### LISTED RECORDS
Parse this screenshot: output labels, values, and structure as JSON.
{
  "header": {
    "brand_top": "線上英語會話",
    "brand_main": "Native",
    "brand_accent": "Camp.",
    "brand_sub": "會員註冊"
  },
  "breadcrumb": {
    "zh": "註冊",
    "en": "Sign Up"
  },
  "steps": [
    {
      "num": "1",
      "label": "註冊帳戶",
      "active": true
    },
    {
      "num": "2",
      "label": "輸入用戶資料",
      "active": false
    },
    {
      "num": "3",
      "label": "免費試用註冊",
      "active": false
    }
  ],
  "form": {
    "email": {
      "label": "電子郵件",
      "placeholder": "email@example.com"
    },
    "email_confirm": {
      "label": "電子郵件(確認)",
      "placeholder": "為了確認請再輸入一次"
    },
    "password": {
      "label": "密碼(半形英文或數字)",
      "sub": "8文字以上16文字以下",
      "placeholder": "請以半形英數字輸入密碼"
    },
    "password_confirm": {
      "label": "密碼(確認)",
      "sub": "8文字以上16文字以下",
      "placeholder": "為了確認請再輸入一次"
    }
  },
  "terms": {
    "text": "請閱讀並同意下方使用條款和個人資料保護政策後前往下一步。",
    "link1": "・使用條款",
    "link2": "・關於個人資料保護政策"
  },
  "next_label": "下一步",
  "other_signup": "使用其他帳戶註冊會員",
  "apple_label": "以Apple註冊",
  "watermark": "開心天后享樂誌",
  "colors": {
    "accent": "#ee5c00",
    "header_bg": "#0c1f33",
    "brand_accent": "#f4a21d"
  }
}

### SHORT TASK
Reply with one number only: how many lines of the listing hold "placeholder"?

### REPLY
4